February 9, 2011 | Alyson Stanfield

16 Ideas for Repurposing Your Artist Statement

Don't write your artist statement for someone else. 
Do it for yourself.
Don't write your artist statement because you have to. 
Do it because you will grow and learn.
Don't write your artist statement and then forget about it. 
Do it so that you fully embrace the words.

Jill Saur, Autumn Promise. Acrylic on canvas.
Jill Saur, Autumn Promise. Acrylic on canvas, 36 x 48 inches. ©The Artist

Your self-promotion efforts get much easier once you have the right words to define your art. Here are six ways you can use a good artist statement.
1. Print your statement off in a large font, and turn it into a label for your exhibition.
2. Use it as the basis for text in a grant application.
3. Separate each sentence and expand on it in a blog post.
4. Print your statement on a brochure or in a catalog you print through a site like Blurb.com or Lulu.com.
5. Review it each time you're asked to talk about your art. Make sure your presentation reflects your statement and vice versa. If they don't support one another, regroup and rewrite.
6. Post your statement on your website, but not on a separate page. Instead, post it next to the art that it's supposed to be about.
When you have an artist statement you're proud of, condense it into a single smashing sentence. Use this sentence in the following ways.
1. Turn it into the opening sentence of your About page or biography.
2. Add it to the back of your business card.
3. Adapt it for your social media profiles.
4. Make it into a T-shirt, mug, or bumper sticker.
5. Post it on your studio door.
6. Have it printed on cocktail napkins.
7. Build a blog post from each word in the sentence.Artist Statement e-book
8. Tweet it. Use the #artiststatement hashtag so we can read it, too.
9. Add it as a tagline to your newsletter or blog.
10. Laminate it on a small card and carry it with you.
If your statement is more than a year old, consider a rewrite — unless you haven't been doing any art for 365 days.
How do you approach, write, edit, and repurpose your artist statement?

20 comments add a comment
  • Allison – Thank you for your insights that you share so generously!
    I’ve found the the exercise of writing, re-writing and refining my artist statement does much to “sell myself” on my own artistic process and journey. It brings confidence, focus and clarity – in addition to being a useful marketing tool for collectors.

Dataset entries
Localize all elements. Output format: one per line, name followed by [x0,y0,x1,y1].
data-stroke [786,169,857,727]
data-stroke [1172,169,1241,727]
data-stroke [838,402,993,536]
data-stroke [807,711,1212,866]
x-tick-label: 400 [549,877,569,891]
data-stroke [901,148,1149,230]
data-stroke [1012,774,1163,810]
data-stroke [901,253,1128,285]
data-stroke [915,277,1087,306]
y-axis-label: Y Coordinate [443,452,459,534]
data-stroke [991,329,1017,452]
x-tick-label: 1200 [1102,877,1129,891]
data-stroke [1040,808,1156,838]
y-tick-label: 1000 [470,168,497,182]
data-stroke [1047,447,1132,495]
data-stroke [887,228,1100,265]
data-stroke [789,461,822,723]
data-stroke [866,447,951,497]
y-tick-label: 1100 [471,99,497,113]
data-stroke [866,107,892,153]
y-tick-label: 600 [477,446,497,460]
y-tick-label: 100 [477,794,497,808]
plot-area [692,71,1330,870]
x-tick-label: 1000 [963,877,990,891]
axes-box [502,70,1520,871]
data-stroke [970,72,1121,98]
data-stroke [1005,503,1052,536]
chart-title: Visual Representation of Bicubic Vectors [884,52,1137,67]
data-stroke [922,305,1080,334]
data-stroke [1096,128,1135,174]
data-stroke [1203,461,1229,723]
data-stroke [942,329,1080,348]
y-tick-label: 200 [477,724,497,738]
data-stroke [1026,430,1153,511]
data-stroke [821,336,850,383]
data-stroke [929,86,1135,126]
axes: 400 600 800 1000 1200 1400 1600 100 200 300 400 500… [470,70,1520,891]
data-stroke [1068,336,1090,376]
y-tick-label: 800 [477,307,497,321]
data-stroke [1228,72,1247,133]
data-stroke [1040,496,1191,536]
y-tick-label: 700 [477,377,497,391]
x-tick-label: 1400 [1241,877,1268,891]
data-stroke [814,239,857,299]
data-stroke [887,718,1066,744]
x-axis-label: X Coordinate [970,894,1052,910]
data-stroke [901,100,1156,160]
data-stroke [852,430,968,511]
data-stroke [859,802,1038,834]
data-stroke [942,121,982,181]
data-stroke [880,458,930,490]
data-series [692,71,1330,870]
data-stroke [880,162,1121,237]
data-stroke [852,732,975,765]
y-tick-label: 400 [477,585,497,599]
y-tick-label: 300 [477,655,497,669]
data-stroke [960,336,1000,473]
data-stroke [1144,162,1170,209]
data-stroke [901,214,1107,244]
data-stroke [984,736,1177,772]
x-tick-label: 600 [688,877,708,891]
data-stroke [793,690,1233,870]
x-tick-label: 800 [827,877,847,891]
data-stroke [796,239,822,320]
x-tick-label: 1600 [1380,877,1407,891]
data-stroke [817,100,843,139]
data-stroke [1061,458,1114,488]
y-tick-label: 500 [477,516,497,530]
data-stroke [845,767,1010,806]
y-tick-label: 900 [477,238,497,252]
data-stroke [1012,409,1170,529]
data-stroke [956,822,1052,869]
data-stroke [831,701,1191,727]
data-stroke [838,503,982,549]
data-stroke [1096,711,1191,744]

• [Brief 1]:
From the artist statement post, extract the passage between "Don't write your artist statement because" and "good artist statement.", inclusive.
• [Brief 2]:
Answer these questions using the artist statement post:
(a) What hashtag does it suggest using when you tweet your sentence?
(b) How old should a statement be before you think about rewriting it?
(c) Where on your website should the statement go?
• [Brief 3]:
Continue the artist statement post from where it stops.
The dataset entries are separate material and don't belong to the artist statement post.

• [Expected answer 1]:
Don't write your artist statement because you have to. 
Do it because you will grow and learn.
Don't write your artist statement and then forget about it. 
Do it so that you fully embrace the words.

Jill Saur, Autumn Promise. Acrylic on canvas.
Jill Saur, Autumn Promise. Acrylic on canvas, 36 x 48 inches. ©The Artist

Your self-promotion efforts get much easier once you have the right words to define your art. Here are six ways you can use a good artist statement.

• [Expected answer 2]:
(a) #artiststatement
(b) More than a year old
(c) Next to the art it's supposed to be about, not on a separate page

• [Expected answer 3]:
  • Daniel Sroka

    OK, I’m going to use the statement-on-a-mug idea. Too fun!

  • Organic Marketing for Artists: Mind Cheese and the Last Painting

    […] Of course, my answers to the “now what?” part are things like WordPress, blogging, and organic marketing, but how to explain something like blogging or Twitter effectively? Thankfully, I got lucky on that one. As I was sitting here thinking about it, Lisa sent me an email including a post from Alyson Stanfield at the Art Biz Blog. […]

  • I have a tattoo of it on my arm…jking
    I do have it re-purposed on the sidebar of my eNewsletter though!

  • Social media :)
    Lot of twittering/facebooking these days, I’m using it to.

  • I usually take my old one from the year before and rewrite it for my upcoming show because my work evolves and I’m always giving my self assignments for new shows.

  • Great ideas! Favourite: Tagline at the end of newsletters. Will be using that!

  • I’ve never seen the need to write an artist’s statement until I read your article. Now I will sit down and do some work and put one together.
    Thanks.

  • Roger K. Lawrence

    I would like to see an example of someone’s artists statement that you are using today. I have never written one.

  • Everyone, I think, need to have that unique statement expressed through art, fashion, writing etc; artists and even people from other industries have their own style of selling themselves.I’ve seen a lot of artists’ and designers’ blogs where they put some lines at the header – that gives an overview of what the blog is all about, and see a variation or rewrites printed on shirts and some stuff.

  • Almajo

    this is so good now i will rewrite my statment in the way it will shine. thanks for this article. almajo

  • When I redid my statement last winter, it really helped me feel comfortable giving a talk about my work. Having done all the exercises in your e-book, I was prepared to talk off the cuff about what I was doing in my work.

  • WildC

    Aside from how we can leverage/repurpose it, I totally agree with your idea that the statement is first and foremost for the artist, Alyson. It’s a great way to clarify our vision about where our work is going…It’s part of our internal dialog as artists :)
    I think I’ll re-write mine…

  • […] You will use language from your statement for wall labels, brochure text, website text, informal presentations, conversations and more. […]

  • I love all the one sentence statement ideas. I just started looking around here to figure out where else to put mine!

  • Great thinking! So glad we have you Alyson! You think of these things that I don’t. Seems so obvious once you say it. Keep’em coming!

  • Great ideas as always! Just revisiting my artist statement is a good exercise. My “path” hasn’t really changed, by my “voice” has. Always good to rethink how and where to express what goes into my art.